** BEGIN Record set **

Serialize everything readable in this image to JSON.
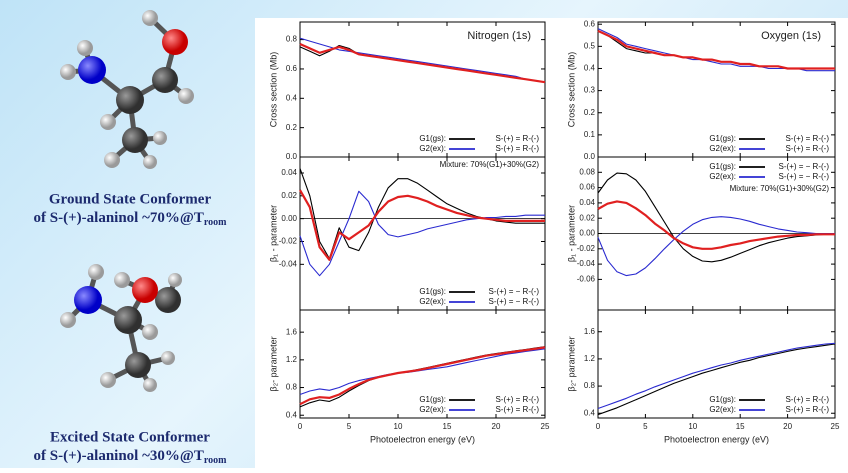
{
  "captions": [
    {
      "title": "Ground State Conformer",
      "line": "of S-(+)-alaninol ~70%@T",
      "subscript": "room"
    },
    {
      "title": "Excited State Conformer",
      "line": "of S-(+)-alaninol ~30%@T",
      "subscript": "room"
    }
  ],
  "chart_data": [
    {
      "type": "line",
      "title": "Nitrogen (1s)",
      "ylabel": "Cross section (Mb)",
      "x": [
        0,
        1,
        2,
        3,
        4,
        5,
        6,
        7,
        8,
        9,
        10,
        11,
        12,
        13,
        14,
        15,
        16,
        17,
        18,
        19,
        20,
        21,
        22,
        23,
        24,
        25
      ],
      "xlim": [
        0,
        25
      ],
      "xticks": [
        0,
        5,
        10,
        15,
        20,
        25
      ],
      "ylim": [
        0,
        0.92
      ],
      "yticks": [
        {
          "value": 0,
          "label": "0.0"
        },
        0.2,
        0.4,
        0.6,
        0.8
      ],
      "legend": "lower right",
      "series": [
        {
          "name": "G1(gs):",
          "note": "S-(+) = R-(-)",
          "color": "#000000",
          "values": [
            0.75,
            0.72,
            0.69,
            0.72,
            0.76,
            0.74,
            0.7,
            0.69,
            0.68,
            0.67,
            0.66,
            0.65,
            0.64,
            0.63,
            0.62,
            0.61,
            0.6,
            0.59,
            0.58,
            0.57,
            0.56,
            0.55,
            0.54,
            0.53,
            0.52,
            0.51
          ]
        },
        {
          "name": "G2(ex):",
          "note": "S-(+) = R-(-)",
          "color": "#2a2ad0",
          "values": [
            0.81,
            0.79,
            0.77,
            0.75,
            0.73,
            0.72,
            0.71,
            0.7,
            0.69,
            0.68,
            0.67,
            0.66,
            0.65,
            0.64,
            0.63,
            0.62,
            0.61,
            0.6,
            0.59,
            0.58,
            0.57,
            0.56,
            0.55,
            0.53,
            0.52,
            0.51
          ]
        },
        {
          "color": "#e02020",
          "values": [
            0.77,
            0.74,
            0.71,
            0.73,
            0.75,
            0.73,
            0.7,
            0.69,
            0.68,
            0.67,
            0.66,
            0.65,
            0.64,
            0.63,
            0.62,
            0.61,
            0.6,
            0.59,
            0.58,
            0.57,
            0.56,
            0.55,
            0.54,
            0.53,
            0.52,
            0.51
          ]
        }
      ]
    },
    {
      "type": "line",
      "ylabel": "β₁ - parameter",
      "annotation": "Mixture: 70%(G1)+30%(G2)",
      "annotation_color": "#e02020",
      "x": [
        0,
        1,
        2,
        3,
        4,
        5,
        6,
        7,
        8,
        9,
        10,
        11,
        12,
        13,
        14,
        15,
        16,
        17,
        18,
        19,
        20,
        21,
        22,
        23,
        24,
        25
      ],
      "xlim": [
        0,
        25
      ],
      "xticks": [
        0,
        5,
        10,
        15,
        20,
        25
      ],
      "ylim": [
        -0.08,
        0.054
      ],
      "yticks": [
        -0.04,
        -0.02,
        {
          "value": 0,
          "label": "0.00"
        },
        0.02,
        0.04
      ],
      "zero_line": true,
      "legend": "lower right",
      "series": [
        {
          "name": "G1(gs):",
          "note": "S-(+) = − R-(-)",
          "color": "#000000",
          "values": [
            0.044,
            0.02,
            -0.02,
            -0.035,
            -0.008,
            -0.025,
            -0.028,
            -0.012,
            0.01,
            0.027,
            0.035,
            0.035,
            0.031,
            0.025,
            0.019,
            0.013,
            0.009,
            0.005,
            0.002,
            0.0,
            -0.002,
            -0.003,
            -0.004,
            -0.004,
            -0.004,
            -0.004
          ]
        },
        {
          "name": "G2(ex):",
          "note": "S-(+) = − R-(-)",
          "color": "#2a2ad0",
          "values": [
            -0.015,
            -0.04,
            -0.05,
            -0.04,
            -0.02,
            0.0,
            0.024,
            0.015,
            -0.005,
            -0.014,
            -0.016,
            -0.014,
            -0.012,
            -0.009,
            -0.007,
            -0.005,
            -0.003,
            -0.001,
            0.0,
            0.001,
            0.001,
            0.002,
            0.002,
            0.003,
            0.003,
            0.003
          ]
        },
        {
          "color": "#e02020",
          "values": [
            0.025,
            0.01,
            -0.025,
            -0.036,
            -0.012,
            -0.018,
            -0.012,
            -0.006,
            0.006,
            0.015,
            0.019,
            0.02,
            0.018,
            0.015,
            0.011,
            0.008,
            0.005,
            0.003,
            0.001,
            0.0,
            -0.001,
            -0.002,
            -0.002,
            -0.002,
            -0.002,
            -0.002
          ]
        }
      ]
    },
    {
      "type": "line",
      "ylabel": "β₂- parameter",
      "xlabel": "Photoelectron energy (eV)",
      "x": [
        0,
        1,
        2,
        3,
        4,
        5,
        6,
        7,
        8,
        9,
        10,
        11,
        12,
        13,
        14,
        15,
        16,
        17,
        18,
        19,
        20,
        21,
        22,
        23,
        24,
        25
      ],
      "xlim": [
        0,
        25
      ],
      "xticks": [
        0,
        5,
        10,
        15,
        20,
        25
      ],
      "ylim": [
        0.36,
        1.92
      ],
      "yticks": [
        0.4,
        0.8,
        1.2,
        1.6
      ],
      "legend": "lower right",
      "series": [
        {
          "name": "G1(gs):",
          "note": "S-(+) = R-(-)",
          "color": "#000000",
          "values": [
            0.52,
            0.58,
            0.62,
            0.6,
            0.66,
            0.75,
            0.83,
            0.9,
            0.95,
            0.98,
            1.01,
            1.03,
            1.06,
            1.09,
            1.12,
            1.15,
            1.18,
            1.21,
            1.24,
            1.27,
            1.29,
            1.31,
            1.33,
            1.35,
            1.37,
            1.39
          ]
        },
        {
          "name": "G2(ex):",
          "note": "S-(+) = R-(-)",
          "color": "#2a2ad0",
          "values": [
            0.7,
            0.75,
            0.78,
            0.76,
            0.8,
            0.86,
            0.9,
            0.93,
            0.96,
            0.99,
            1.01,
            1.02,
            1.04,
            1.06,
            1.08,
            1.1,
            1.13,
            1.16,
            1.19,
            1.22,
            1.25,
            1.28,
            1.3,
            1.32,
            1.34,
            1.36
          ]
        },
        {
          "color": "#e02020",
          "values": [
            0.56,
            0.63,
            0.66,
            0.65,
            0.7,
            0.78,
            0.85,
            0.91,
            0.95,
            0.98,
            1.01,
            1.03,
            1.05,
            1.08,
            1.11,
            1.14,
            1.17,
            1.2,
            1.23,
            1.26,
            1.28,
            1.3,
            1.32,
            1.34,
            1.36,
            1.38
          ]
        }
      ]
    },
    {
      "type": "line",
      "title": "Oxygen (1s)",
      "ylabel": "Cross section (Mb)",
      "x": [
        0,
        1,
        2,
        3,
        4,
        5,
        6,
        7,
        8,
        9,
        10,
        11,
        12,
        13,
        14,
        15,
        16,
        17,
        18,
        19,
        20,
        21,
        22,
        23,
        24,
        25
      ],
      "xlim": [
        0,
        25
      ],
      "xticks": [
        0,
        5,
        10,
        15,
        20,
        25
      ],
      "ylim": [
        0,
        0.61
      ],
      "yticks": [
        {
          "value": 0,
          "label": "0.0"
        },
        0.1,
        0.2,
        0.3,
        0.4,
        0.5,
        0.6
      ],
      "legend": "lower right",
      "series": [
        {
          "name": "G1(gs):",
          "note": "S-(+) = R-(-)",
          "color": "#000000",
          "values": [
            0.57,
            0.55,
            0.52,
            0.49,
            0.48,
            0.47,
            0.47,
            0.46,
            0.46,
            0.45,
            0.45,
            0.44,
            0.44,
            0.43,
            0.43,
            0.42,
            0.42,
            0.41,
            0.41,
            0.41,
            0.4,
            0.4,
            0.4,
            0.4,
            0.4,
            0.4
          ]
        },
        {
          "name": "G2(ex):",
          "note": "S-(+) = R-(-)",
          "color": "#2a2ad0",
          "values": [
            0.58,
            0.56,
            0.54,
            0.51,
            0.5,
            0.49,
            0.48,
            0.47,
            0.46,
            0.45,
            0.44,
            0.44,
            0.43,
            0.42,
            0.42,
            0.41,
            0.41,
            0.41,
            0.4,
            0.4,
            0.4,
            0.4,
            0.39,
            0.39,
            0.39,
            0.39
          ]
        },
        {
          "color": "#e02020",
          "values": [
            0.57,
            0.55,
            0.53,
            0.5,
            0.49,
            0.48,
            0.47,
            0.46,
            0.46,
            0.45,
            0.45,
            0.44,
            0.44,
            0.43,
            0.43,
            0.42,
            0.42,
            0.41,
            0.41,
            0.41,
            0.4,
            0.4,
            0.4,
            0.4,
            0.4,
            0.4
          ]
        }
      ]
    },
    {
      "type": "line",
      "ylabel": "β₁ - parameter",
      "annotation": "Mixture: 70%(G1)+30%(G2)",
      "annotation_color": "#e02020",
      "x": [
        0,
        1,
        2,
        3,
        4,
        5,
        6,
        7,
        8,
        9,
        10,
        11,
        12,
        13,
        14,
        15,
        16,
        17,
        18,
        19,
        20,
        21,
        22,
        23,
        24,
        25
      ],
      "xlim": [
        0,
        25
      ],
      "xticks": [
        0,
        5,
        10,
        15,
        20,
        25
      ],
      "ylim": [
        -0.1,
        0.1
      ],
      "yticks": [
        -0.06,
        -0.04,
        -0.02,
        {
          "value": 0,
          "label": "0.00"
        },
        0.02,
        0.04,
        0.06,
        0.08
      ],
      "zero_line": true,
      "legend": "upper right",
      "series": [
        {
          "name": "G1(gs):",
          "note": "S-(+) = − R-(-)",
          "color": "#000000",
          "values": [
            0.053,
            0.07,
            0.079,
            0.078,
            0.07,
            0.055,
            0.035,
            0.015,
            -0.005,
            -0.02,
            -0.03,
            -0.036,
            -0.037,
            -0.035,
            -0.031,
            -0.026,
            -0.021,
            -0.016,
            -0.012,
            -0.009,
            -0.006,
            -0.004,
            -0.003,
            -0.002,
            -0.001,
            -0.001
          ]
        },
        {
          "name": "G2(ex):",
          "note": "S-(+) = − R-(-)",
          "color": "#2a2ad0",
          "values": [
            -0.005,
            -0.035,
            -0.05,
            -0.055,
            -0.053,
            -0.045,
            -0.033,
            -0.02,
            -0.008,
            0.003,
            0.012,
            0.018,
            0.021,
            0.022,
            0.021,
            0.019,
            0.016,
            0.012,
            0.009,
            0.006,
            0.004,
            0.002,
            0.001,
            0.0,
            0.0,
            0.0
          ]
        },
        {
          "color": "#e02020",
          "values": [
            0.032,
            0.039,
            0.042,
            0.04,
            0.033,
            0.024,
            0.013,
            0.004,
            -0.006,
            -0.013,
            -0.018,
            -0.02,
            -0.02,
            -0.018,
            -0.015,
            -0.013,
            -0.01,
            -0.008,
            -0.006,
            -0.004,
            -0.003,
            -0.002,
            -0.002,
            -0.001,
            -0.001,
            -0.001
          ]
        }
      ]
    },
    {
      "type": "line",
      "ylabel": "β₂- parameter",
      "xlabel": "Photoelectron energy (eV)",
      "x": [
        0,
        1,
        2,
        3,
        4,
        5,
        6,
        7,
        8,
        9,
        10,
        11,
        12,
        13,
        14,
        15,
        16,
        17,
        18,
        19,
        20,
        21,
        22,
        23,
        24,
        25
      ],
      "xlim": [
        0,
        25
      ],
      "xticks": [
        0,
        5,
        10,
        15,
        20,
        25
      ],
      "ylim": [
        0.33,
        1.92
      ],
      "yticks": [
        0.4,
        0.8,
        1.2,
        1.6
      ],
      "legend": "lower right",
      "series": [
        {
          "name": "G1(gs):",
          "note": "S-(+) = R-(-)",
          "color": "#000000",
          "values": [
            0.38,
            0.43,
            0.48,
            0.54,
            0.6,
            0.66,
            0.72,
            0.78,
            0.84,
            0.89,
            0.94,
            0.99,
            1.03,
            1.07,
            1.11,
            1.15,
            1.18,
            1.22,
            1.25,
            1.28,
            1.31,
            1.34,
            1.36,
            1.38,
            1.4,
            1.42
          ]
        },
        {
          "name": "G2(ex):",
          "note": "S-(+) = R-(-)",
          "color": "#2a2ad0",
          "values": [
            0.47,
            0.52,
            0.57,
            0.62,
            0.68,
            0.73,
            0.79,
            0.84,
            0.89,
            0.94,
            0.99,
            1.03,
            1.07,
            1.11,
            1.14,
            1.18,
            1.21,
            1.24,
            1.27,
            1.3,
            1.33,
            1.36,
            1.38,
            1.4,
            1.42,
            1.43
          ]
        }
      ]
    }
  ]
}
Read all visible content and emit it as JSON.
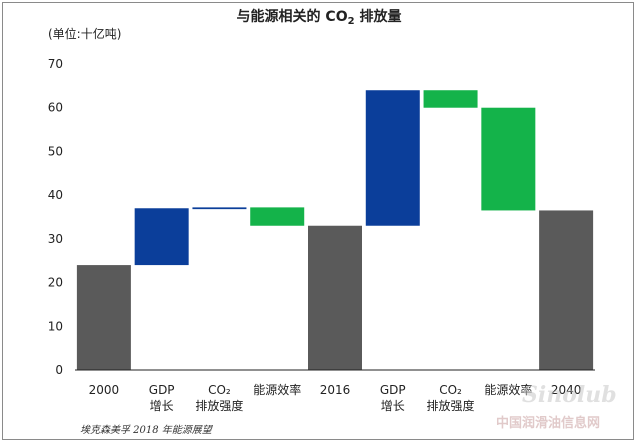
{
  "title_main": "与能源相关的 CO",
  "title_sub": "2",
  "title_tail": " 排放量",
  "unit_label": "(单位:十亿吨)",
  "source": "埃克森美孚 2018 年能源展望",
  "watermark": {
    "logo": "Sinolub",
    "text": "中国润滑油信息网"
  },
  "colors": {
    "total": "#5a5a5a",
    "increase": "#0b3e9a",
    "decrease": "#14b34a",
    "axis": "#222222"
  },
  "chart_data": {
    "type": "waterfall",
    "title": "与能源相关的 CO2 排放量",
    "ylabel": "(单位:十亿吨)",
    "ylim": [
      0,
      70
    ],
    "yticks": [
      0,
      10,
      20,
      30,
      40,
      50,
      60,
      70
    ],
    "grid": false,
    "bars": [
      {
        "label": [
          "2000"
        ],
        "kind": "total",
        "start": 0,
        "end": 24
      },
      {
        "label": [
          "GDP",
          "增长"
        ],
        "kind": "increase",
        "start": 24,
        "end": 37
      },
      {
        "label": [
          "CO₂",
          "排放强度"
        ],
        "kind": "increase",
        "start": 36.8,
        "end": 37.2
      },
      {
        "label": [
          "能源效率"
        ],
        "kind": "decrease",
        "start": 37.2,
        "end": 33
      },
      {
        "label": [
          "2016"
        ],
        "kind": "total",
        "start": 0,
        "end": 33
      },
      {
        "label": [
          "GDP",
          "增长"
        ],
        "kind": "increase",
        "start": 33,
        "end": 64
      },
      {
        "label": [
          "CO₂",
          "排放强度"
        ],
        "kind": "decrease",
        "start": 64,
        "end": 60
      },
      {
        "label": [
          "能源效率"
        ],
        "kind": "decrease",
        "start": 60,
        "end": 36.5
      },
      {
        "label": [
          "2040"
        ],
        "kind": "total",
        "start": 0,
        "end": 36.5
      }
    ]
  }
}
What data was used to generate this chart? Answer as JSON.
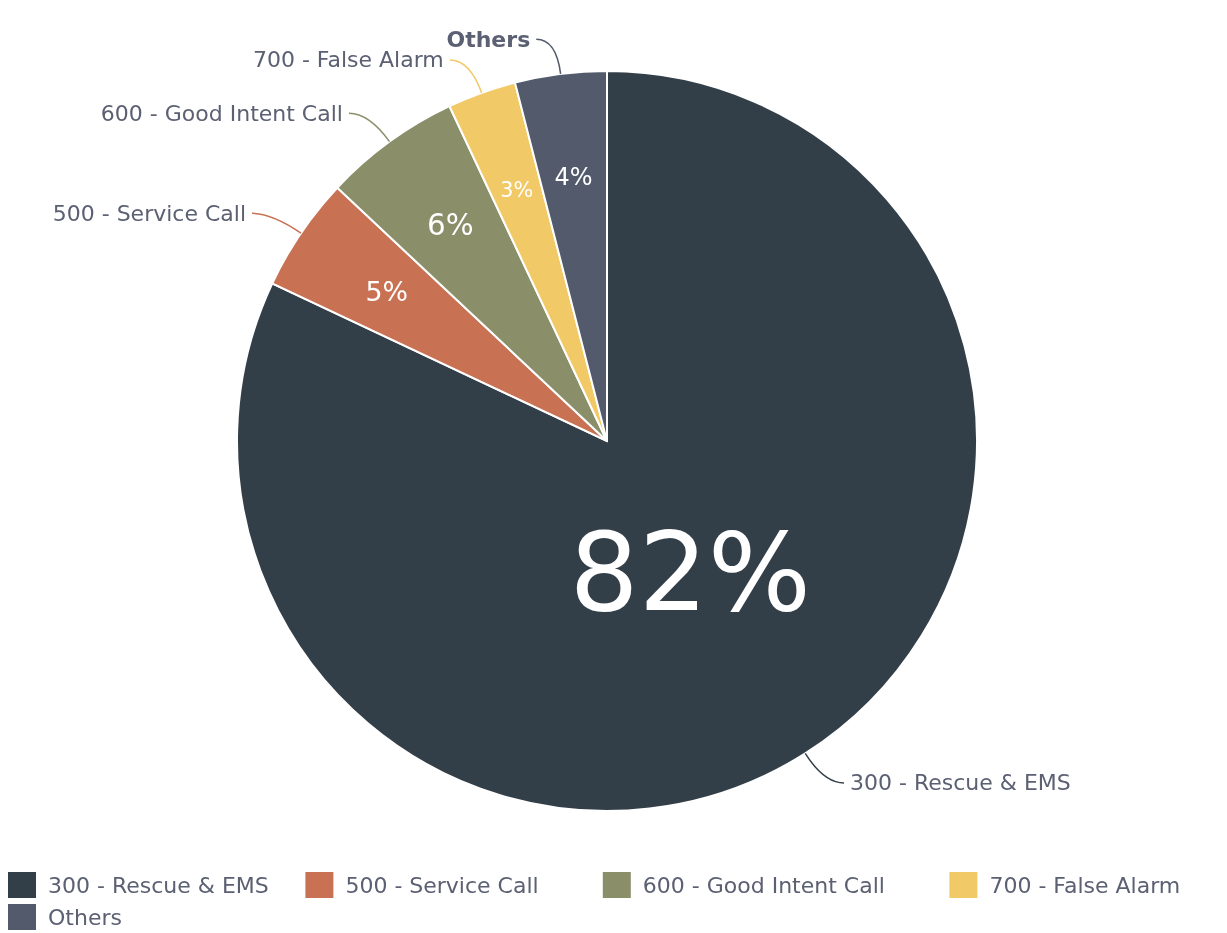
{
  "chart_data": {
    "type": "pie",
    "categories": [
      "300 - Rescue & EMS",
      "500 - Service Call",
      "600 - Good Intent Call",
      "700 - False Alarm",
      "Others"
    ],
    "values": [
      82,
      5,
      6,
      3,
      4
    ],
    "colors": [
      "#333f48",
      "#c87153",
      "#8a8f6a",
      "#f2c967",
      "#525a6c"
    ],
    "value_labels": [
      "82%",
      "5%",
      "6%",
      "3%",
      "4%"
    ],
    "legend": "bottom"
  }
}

** END Record set **

## What you are asked to do
From the listing above, pick out each line where the word "Call" appears.

## Full solution
      "500 - Service Call",
      "600 - Good Intent Call",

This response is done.